__Given request__: Render each line of the material below as one string in a JSON list, omitting blank lines and the pictures.
===============
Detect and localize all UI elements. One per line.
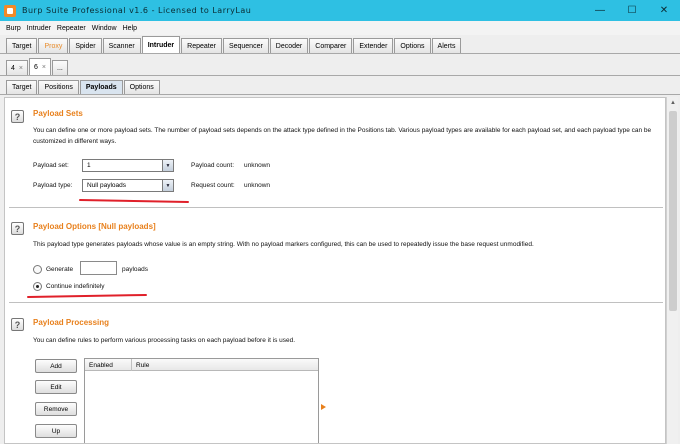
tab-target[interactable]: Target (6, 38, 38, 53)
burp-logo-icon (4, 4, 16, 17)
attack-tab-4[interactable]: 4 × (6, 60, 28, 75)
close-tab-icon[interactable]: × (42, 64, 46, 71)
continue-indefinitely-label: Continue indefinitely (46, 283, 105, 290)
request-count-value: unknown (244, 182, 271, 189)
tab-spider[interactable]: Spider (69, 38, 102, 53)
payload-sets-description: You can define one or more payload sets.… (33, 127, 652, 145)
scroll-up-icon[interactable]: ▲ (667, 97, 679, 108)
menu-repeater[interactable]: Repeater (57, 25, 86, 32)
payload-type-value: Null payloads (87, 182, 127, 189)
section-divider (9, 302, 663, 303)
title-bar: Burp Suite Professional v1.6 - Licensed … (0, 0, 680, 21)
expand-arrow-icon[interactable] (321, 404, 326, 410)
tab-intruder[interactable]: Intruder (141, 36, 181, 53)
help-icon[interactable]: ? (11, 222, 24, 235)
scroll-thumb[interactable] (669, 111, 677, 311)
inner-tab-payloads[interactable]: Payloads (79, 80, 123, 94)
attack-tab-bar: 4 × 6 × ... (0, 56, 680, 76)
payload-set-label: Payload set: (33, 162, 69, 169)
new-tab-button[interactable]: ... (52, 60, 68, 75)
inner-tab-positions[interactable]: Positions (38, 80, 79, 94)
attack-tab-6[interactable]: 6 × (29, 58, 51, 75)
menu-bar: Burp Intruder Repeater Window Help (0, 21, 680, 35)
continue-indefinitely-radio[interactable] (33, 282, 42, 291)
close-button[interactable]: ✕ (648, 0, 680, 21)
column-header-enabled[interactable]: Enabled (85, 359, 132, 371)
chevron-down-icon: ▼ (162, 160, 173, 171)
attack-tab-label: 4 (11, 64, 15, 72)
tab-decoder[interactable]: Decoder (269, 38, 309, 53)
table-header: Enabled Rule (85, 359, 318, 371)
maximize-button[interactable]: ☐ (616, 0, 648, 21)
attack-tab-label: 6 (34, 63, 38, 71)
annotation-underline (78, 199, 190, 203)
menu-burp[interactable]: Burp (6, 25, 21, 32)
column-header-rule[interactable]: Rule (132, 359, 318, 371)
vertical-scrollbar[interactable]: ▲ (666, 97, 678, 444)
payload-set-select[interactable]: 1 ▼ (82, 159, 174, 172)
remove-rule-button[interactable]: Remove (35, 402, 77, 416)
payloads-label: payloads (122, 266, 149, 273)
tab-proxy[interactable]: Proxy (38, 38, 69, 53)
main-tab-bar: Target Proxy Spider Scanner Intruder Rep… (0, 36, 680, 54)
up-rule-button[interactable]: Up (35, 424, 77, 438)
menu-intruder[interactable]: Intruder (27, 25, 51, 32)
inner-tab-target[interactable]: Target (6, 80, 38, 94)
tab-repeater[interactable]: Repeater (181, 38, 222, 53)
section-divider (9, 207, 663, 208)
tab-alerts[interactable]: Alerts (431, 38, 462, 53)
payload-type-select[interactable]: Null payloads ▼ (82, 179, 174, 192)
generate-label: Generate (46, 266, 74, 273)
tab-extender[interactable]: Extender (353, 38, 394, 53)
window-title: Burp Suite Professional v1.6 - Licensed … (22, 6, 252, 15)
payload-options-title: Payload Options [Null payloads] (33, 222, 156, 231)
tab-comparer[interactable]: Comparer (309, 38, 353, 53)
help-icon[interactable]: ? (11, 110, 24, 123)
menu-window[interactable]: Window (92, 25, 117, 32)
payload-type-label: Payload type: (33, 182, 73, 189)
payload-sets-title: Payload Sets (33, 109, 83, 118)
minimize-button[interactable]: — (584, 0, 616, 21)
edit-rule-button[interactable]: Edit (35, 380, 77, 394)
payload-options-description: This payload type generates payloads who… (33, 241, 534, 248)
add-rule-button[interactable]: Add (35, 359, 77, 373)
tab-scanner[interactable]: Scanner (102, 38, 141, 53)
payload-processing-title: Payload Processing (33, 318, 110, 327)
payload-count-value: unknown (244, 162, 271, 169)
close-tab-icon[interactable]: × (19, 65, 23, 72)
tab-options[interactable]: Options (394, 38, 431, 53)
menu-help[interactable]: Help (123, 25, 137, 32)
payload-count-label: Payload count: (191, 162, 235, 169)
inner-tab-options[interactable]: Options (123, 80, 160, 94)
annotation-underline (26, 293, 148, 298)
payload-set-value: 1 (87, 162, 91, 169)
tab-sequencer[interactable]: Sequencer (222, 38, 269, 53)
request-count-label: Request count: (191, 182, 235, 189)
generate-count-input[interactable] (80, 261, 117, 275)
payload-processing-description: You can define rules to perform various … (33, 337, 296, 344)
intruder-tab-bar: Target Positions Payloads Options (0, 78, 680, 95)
===============
__Response__:
[
  "Detect and localize all UI elements. One per line.",
  "tab-target[interactable]: Target (6, 38, 38, 53)",
  "burp-logo-icon (4, 4, 16, 17)",
  "attack-tab-4[interactable]: 4 × (6, 60, 28, 75)",
  "close-tab-icon[interactable]: × (42, 64, 46, 71)",
  "continue-indefinitely-label: Continue indefinitely (46, 283, 105, 290)",
  "request-count-value: unknown (244, 182, 271, 189)",
  "tab-spider[interactable]: Spider (69, 38, 102, 53)",
  "payload-sets-description: You can define one or more payload sets.… (33, 127, 652, 145)",
  "scroll-up-icon[interactable]: ▲ (667, 97, 679, 108)",
  "menu-repeater[interactable]: Repeater (57, 25, 86, 32)",
  "payload-type-value: Null payloads (87, 182, 127, 189)",
  "section-divider (9, 302, 663, 303)",
  "title-bar: Burp Suite Professional v1.6 - Licensed … (0, 0, 680, 21)",
  "expand-arrow-icon[interactable] (321, 404, 326, 410)",
  "tab-intruder[interactable]: Intruder (141, 36, 181, 53)",
  "help-icon[interactable]: ? (11, 222, 24, 235)",
  "scroll-thumb[interactable] (669, 111, 677, 311)",
  "inner-tab-payloads[interactable]: Payloads (79, 80, 123, 94)",
  "attack-tab-bar: 4 × 6 × ... (0, 56, 680, 76)",
  "payload-set-label: Payload set: (33, 162, 69, 169)",
  "new-tab-button[interactable]: ... (52, 60, 68, 75)",
  "inner-tab-positions[interactable]: Positions (38, 80, 79, 94)",
  "attack-tab-6[interactable]: 6 × (29, 58, 51, 75)",
  "menu-bar: Burp Intruder Repeater Window Help (0, 21, 680, 35)",
  "continue-indefinitely-radio[interactable] (33, 282, 42, 291)",
  "close-button[interactable]: ✕ (648, 0, 680, 21)",
  "column-header-enabled[interactable]: Enabled (85, 359, 132, 371)",
  "chevron-down-icon: ▼ (162, 160, 173, 171)",
  "attack-tab-label: 4 (11, 64, 15, 72)",
  "tab-decoder[interactable]: Decoder (269, 38, 309, 53)",
  "table-header: Enabled Rule (85, 359, 318, 371)",
  "maximize-button[interactable]: ☐ (616, 0, 648, 21)",
  "attack-tab-label: 6 (34, 63, 38, 71)",
  "annotation-underline (78, 199, 190, 203)",
  "menu-burp[interactable]: Burp (6, 25, 21, 32)",
  "column-header-rule[interactable]: Rule (132, 359, 318, 371)",
  "vertical-scrollbar[interactable]: ▲ (666, 97, 678, 444)",
  "payload-set-select[interactable]: 1 ▼ (82, 159, 174, 172)",
  "remove-rule-button[interactable]: Remove (35, 402, 77, 416)",
  "payloads-label: payloads (122, 266, 149, 273)",
  "tab-proxy[interactable]: Proxy (38, 38, 69, 53)",
  "main-tab-bar: Target Proxy Spider Scanner Intruder Rep… (0, 36, 680, 54)",
  "up-rule-button[interactable]: Up (35, 424, 77, 438)",
  "menu-intruder[interactable]: Intruder (27, 25, 51, 32)",
  "inner-tab-target[interactable]: Target (6, 80, 38, 94)",
  "tab-repeater[interactable]: Repeater (181, 38, 222, 53)",
  "section-divider (9, 207, 663, 208)",
  "tab-alerts[interactable]: Alerts (431, 38, 462, 53)",
  "payload-type-select[interactable]: Null payloads ▼ (82, 179, 174, 192)",
  "generate-label: Generate (46, 266, 74, 273)",
  "tab-extender[interactable]: Extender (353, 38, 394, 53)",
  "window-title: Burp Suite Professional v1.6 - Licensed … (22, 6, 252, 15)",
  "payload-options-title: Payload Options [Null payloads] (33, 222, 156, 231)",
  "tab-comparer[interactable]: Comparer (309, 38, 353, 53)",
  "help-icon[interactable]: ? (11, 110, 24, 123)",
  "menu-window[interactable]: Window (92, 25, 117, 32)",
  "payload-type-label: Payload type: (33, 182, 73, 189)",
  "payload-sets-title: Payload Sets (33, 109, 83, 118)",
  "minimize-button[interactable]: — (584, 0, 616, 21)",
  "edit-rule-button[interactable]: Edit (35, 380, 77, 394)",
  "payload-options-description: This payload type generates payloads who… (33, 241, 534, 248)",
  "add-rule-button[interactable]: Add (35, 359, 77, 373)",
  "tab-scanner[interactable]: Scanner (102, 38, 141, 53)",
  "payload-processing-title: Payload Processing (33, 318, 110, 327)",
  "payload-count-value: unknown (244, 162, 271, 169)",
  "close-tab-icon[interactable]: × (19, 65, 23, 72)",
  "tab-options[interactable]: Options (394, 38, 431, 53)",
  "menu-help[interactable]: Help (123, 25, 137, 32)",
  "payload-count-label: Payload count: (191, 162, 235, 169)",
  "inner-tab-options[interactable]: Options (123, 80, 160, 94)",
  "annotation-underline (26, 293, 148, 298)",
  "payload-set-value: 1 (87, 162, 91, 169)",
  "tab-sequencer[interactable]: Sequencer (222, 38, 269, 53)",
  "request-count-label: Request count: (191, 182, 235, 189)",
  "generate-count-input[interactable] (80, 261, 117, 275)",
  "payload-processing-description: You can define rules to perform various … (33, 337, 296, 344)",
  "intruder-tab-bar: Target Positions Payloads Options (0, 78, 680, 95)"
]